- _Objective_
Copy out each line of the material below with no changes.

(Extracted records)
######

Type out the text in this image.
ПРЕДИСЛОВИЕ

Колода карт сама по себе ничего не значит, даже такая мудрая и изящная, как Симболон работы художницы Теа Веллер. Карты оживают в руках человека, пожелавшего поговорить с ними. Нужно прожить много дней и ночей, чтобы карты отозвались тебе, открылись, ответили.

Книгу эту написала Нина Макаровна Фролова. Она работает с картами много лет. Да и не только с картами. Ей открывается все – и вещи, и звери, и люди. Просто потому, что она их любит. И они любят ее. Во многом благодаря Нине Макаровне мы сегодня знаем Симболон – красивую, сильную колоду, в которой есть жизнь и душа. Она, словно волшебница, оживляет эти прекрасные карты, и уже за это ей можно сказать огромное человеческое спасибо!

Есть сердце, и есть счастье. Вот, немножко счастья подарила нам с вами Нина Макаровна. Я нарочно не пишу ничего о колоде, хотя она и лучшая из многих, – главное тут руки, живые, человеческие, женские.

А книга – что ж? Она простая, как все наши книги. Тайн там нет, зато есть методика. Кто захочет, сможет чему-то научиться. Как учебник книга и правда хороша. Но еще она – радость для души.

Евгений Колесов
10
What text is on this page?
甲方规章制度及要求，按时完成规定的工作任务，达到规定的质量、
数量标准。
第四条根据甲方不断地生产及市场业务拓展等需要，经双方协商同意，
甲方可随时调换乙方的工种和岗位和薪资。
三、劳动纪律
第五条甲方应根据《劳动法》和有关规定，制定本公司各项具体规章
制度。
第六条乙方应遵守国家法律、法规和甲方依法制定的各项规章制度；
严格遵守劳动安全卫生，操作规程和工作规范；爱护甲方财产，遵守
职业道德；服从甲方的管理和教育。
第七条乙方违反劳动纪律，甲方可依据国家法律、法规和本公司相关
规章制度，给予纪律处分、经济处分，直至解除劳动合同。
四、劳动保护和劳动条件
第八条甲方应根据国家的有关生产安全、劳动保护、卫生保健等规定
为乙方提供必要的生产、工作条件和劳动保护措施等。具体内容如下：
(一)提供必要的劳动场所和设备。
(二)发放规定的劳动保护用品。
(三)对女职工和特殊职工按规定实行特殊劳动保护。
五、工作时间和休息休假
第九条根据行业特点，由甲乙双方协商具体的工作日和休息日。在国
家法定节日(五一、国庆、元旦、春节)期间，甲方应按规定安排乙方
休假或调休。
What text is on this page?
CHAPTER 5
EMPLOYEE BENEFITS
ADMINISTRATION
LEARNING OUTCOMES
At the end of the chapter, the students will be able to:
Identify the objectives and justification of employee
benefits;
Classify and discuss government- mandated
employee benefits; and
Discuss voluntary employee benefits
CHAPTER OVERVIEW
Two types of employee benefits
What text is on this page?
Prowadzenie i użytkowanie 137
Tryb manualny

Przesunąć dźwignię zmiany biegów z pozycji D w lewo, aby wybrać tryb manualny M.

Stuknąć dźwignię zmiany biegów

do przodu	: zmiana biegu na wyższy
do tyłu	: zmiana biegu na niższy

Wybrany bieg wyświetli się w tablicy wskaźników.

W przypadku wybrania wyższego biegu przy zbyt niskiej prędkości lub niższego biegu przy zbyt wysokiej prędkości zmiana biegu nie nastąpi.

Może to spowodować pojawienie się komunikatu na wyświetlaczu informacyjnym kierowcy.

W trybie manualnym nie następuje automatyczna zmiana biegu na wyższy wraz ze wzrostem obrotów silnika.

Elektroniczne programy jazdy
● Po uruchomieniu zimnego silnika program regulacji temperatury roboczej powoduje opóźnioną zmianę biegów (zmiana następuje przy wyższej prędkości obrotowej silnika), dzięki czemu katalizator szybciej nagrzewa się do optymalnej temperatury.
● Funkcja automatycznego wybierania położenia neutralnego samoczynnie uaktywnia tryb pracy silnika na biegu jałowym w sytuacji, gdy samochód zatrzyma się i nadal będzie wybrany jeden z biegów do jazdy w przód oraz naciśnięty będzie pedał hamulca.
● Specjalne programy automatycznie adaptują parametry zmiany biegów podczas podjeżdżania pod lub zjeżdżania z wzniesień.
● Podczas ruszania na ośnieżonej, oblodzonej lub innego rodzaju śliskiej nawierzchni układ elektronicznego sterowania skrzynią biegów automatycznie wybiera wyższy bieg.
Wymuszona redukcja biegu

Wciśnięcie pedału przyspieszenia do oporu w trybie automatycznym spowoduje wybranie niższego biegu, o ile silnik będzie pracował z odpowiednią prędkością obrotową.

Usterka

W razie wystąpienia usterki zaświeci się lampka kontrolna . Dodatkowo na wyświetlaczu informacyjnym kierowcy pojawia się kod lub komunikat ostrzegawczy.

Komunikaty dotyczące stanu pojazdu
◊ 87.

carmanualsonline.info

######

- _Expected answer_
Type out the text in this image.
ПРЕДИСЛОВИЕ

Колода карт сама по себе ничего не значит, даже такая мудрая и изящная, как Симболон работы художницы Теа Веллер. Карты оживают в руках человека, пожелавшего поговорить с ними. Нужно прожить много дней и ночей, чтобы карты отозвались тебе, открылись, ответили.

Книгу эту написала Нина Макаровна Фролова. Она работает с картами много лет. Да и не только с картами. Ей открывается все – и вещи, и звери, и люди. Просто потому, что она их любит. И они любят ее. Во многом благодаря Нине Макаровне мы сегодня знаем Симболон – красивую, сильную колоду, в которой есть жизнь и душа. Она, словно волшебница, оживляет эти прекрасные карты, и уже за это ей можно сказать огромное человеческое спасибо!

Есть сердце, и есть счастье. Вот, немножко счастья подарила нам с вами Нина Макаровна. Я нарочно не пишу ничего о колоде, хотя она и лучшая из многих, – главное тут руки, живые, человеческие, женские.

А книга – что ж? Она простая, как все наши книги. Тайн там нет, зато есть методика. Кто захочет, сможет чему-то научиться. Как учебник книга и правда хороша. Но еще она – радость для души.

Евгений Колесов
10
What text is on this page?
甲方规章制度及要求，按时完成规定的工作任务，达到规定的质量、
数量标准。
第四条根据甲方不断地生产及市场业务拓展等需要，经双方协商同意，
甲方可随时调换乙方的工种和岗位和薪资。
三、劳动纪律
第五条甲方应根据《劳动法》和有关规定，制定本公司各项具体规章
制度。
第六条乙方应遵守国家法律、法规和甲方依法制定的各项规章制度；
严格遵守劳动安全卫生，操作规程和工作规范；爱护甲方财产，遵守
职业道德；服从甲方的管理和教育。
第七条乙方违反劳动纪律，甲方可依据国家法律、法规和本公司相关
规章制度，给予纪律处分、经济处分，直至解除劳动合同。
四、劳动保护和劳动条件
第八条甲方应根据国家的有关生产安全、劳动保护、卫生保健等规定
为乙方提供必要的生产、工作条件和劳动保护措施等。具体内容如下：
(一)提供必要的劳动场所和设备。
(二)发放规定的劳动保护用品。
(三)对女职工和特殊职工按规定实行特殊劳动保护。
五、工作时间和休息休假
第九条根据行业特点，由甲乙双方协商具体的工作日和休息日。在国
家法定节日(五一、国庆、元旦、春节)期间，甲方应按规定安排乙方
休假或调休。
What text is on this page?
CHAPTER 5
EMPLOYEE BENEFITS
ADMINISTRATION
LEARNING OUTCOMES
At the end of the chapter, the students will be able to:
Identify the objectives and justification of employee
benefits;
Classify and discuss government- mandated
employee benefits; and
Discuss voluntary employee benefits
CHAPTER OVERVIEW
Two types of employee benefits
What text is on this page?
Prowadzenie i użytkowanie 137
Tryb manualny

Przesunąć dźwignię zmiany biegów z pozycji D w lewo, aby wybrać tryb manualny M.

Stuknąć dźwignię zmiany biegów

do przodu	: zmiana biegu na wyższy
do tyłu	: zmiana biegu na niższy

Wybrany bieg wyświetli się w tablicy wskaźników.

W przypadku wybrania wyższego biegu przy zbyt niskiej prędkości lub niższego biegu przy zbyt wysokiej prędkości zmiana biegu nie nastąpi.

Może to spowodować pojawienie się komunikatu na wyświetlaczu informacyjnym kierowcy.

W trybie manualnym nie następuje automatyczna zmiana biegu na wyższy wraz ze wzrostem obrotów silnika.

Elektroniczne programy jazdy
● Po uruchomieniu zimnego silnika program regulacji temperatury roboczej powoduje opóźnioną zmianę biegów (zmiana następuje przy wyższej prędkości obrotowej silnika), dzięki czemu katalizator szybciej nagrzewa się do optymalnej temperatury.
● Funkcja automatycznego wybierania położenia neutralnego samoczynnie uaktywnia tryb pracy silnika na biegu jałowym w sytuacji, gdy samochód zatrzyma się i nadal będzie wybrany jeden z biegów do jazdy w przód oraz naciśnięty będzie pedał hamulca.
● Specjalne programy automatycznie adaptują parametry zmiany biegów podczas podjeżdżania pod lub zjeżdżania z wzniesień.
● Podczas ruszania na ośnieżonej, oblodzonej lub innego rodzaju śliskiej nawierzchni układ elektronicznego sterowania skrzynią biegów automatycznie wybiera wyższy bieg.
Wymuszona redukcja biegu

Wciśnięcie pedału przyspieszenia do oporu w trybie automatycznym spowoduje wybranie niższego biegu, o ile silnik będzie pracował z odpowiednią prędkością obrotową.

Usterka

W razie wystąpienia usterki zaświeci się lampka kontrolna . Dodatkowo na wyświetlaczu informacyjnym kierowcy pojawia się kod lub komunikat ostrzegawczy.

Komunikaty dotyczące stanu pojazdu
◊ 87.

carmanualsonline.info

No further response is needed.